▶ _WHAT TO DO_:
Quote the records that follow in full and exactly; leave out the pictures.
= = = = =
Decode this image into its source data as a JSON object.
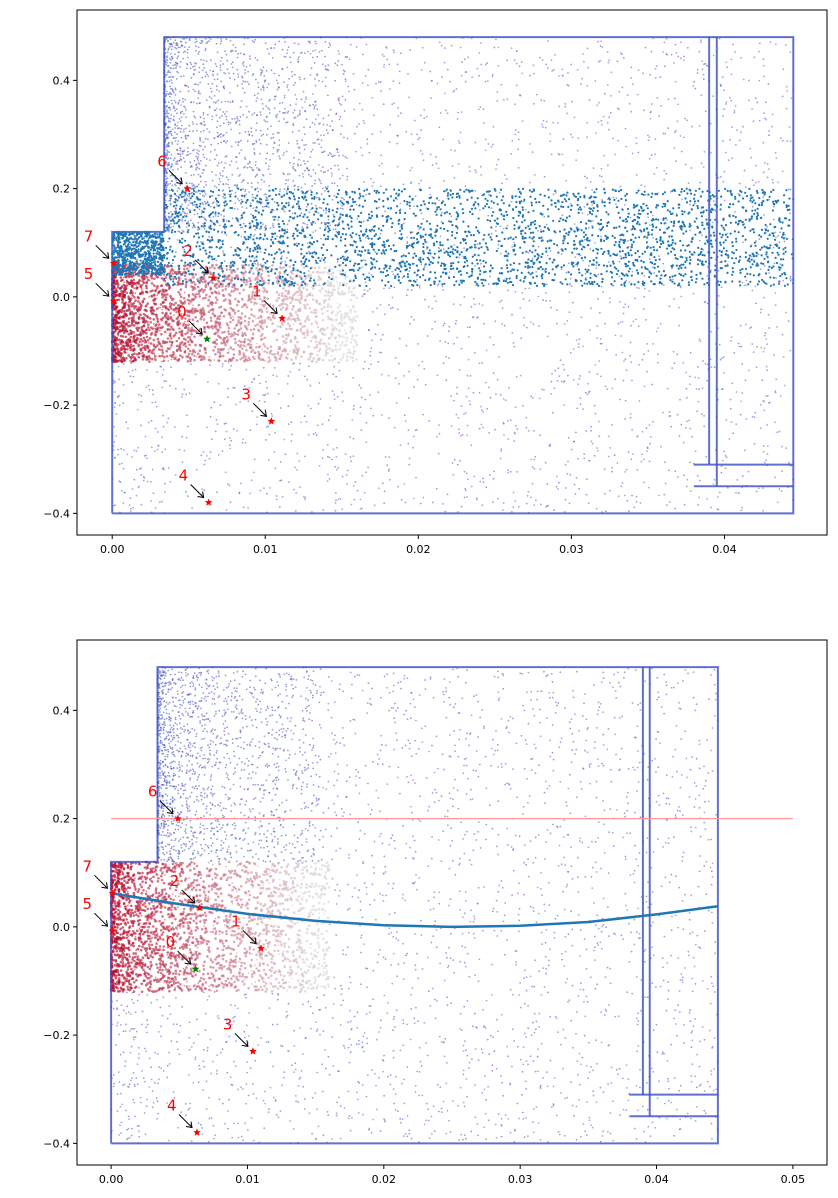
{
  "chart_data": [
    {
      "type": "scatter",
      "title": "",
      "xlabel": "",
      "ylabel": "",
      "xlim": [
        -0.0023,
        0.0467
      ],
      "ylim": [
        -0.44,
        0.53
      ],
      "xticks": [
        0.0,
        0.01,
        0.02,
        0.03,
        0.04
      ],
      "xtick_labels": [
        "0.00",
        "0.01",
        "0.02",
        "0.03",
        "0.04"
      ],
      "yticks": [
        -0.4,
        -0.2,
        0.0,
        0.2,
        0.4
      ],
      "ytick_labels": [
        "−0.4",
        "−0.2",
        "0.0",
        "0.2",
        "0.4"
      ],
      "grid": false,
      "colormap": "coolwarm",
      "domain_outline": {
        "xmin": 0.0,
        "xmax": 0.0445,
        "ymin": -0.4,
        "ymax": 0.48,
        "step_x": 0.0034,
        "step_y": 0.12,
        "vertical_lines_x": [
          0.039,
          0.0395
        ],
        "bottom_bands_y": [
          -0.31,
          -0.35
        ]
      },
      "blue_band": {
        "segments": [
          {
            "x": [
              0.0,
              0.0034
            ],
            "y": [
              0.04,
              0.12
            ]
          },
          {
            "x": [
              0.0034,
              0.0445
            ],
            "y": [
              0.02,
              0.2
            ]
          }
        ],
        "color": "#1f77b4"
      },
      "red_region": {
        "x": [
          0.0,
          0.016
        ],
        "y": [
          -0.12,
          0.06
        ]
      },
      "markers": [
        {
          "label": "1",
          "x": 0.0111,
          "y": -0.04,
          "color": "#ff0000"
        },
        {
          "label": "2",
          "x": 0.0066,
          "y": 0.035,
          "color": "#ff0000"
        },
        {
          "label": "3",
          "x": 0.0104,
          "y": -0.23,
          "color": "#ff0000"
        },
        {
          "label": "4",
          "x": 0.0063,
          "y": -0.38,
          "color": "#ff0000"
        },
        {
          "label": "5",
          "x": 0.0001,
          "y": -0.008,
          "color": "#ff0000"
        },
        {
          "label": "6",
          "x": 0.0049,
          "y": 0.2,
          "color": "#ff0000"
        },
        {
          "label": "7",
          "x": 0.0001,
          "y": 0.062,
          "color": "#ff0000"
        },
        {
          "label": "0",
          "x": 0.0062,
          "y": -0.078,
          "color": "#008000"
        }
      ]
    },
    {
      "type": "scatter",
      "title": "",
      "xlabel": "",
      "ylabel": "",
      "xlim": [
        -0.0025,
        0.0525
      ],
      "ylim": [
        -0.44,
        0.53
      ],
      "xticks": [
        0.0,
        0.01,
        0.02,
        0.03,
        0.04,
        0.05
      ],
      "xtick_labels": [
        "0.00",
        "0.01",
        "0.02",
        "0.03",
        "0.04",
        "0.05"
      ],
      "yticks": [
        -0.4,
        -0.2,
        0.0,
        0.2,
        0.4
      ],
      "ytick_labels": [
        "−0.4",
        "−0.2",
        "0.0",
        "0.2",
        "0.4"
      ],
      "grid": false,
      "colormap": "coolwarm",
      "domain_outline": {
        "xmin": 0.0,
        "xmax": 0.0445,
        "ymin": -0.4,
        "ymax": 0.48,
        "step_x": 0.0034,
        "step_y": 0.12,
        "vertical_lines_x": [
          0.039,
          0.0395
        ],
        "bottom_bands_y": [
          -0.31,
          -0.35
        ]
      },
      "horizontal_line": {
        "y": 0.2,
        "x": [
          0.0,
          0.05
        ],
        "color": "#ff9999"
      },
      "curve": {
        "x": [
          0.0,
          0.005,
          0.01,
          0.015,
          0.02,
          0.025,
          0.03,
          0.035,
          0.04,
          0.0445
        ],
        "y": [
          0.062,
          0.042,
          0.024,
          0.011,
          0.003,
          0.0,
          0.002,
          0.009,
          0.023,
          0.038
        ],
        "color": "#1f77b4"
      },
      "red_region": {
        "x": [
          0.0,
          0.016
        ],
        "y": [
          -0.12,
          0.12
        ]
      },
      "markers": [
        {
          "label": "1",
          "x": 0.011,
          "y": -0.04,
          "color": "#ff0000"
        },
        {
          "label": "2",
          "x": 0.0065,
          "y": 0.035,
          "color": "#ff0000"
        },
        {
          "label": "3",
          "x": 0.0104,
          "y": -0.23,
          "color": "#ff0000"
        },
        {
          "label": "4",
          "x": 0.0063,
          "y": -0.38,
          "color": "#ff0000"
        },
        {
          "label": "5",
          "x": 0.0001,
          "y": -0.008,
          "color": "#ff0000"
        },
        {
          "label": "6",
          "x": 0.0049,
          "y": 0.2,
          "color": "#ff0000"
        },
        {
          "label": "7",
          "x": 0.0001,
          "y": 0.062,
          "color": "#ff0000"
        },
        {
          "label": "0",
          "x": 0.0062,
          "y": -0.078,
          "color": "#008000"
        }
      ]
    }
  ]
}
= = = = =
▶ _ANSWER IN FULL_:
Decode this image into its source data as a JSON object.
{
  "chart_data": [
    {
      "type": "scatter",
      "title": "",
      "xlabel": "",
      "ylabel": "",
      "xlim": [
        -0.0023,
        0.0467
      ],
      "ylim": [
        -0.44,
        0.53
      ],
      "xticks": [
        0.0,
        0.01,
        0.02,
        0.03,
        0.04
      ],
      "xtick_labels": [
        "0.00",
        "0.01",
        "0.02",
        "0.03",
        "0.04"
      ],
      "yticks": [
        -0.4,
        -0.2,
        0.0,
        0.2,
        0.4
      ],
      "ytick_labels": [
        "−0.4",
        "−0.2",
        "0.0",
        "0.2",
        "0.4"
      ],
      "grid": false,
      "colormap": "coolwarm",
      "domain_outline": {
        "xmin": 0.0,
        "xmax": 0.0445,
        "ymin": -0.4,
        "ymax": 0.48,
        "step_x": 0.0034,
        "step_y": 0.12,
        "vertical_lines_x": [
          0.039,
          0.0395
        ],
        "bottom_bands_y": [
          -0.31,
          -0.35
        ]
      },
      "blue_band": {
        "segments": [
          {
            "x": [
              0.0,
              0.0034
            ],
            "y": [
              0.04,
              0.12
            ]
          },
          {
            "x": [
              0.0034,
              0.0445
            ],
            "y": [
              0.02,
              0.2
            ]
          }
        ],
        "color": "#1f77b4"
      },
      "red_region": {
        "x": [
          0.0,
          0.016
        ],
        "y": [
          -0.12,
          0.06
        ]
      },
      "markers": [
        {
          "label": "1",
          "x": 0.0111,
          "y": -0.04,
          "color": "#ff0000"
        },
        {
          "label": "2",
          "x": 0.0066,
          "y": 0.035,
          "color": "#ff0000"
        },
        {
          "label": "3",
          "x": 0.0104,
          "y": -0.23,
          "color": "#ff0000"
        },
        {
          "label": "4",
          "x": 0.0063,
          "y": -0.38,
          "color": "#ff0000"
        },
        {
          "label": "5",
          "x": 0.0001,
          "y": -0.008,
          "color": "#ff0000"
        },
        {
          "label": "6",
          "x": 0.0049,
          "y": 0.2,
          "color": "#ff0000"
        },
        {
          "label": "7",
          "x": 0.0001,
          "y": 0.062,
          "color": "#ff0000"
        },
        {
          "label": "0",
          "x": 0.0062,
          "y": -0.078,
          "color": "#008000"
        }
      ]
    },
    {
      "type": "scatter",
      "title": "",
      "xlabel": "",
      "ylabel": "",
      "xlim": [
        -0.0025,
        0.0525
      ],
      "ylim": [
        -0.44,
        0.53
      ],
      "xticks": [
        0.0,
        0.01,
        0.02,
        0.03,
        0.04,
        0.05
      ],
      "xtick_labels": [
        "0.00",
        "0.01",
        "0.02",
        "0.03",
        "0.04",
        "0.05"
      ],
      "yticks": [
        -0.4,
        -0.2,
        0.0,
        0.2,
        0.4
      ],
      "ytick_labels": [
        "−0.4",
        "−0.2",
        "0.0",
        "0.2",
        "0.4"
      ],
      "grid": false,
      "colormap": "coolwarm",
      "domain_outline": {
        "xmin": 0.0,
        "xmax": 0.0445,
        "ymin": -0.4,
        "ymax": 0.48,
        "step_x": 0.0034,
        "step_y": 0.12,
        "vertical_lines_x": [
          0.039,
          0.0395
        ],
        "bottom_bands_y": [
          -0.31,
          -0.35
        ]
      },
      "horizontal_line": {
        "y": 0.2,
        "x": [
          0.0,
          0.05
        ],
        "color": "#ff9999"
      },
      "curve": {
        "x": [
          0.0,
          0.005,
          0.01,
          0.015,
          0.02,
          0.025,
          0.03,
          0.035,
          0.04,
          0.0445
        ],
        "y": [
          0.062,
          0.042,
          0.024,
          0.011,
          0.003,
          0.0,
          0.002,
          0.009,
          0.023,
          0.038
        ],
        "color": "#1f77b4"
      },
      "red_region": {
        "x": [
          0.0,
          0.016
        ],
        "y": [
          -0.12,
          0.12
        ]
      },
      "markers": [
        {
          "label": "1",
          "x": 0.011,
          "y": -0.04,
          "color": "#ff0000"
        },
        {
          "label": "2",
          "x": 0.0065,
          "y": 0.035,
          "color": "#ff0000"
        },
        {
          "label": "3",
          "x": 0.0104,
          "y": -0.23,
          "color": "#ff0000"
        },
        {
          "label": "4",
          "x": 0.0063,
          "y": -0.38,
          "color": "#ff0000"
        },
        {
          "label": "5",
          "x": 0.0001,
          "y": -0.008,
          "color": "#ff0000"
        },
        {
          "label": "6",
          "x": 0.0049,
          "y": 0.2,
          "color": "#ff0000"
        },
        {
          "label": "7",
          "x": 0.0001,
          "y": 0.062,
          "color": "#ff0000"
        },
        {
          "label": "0",
          "x": 0.0062,
          "y": -0.078,
          "color": "#008000"
        }
      ]
    }
  ]
}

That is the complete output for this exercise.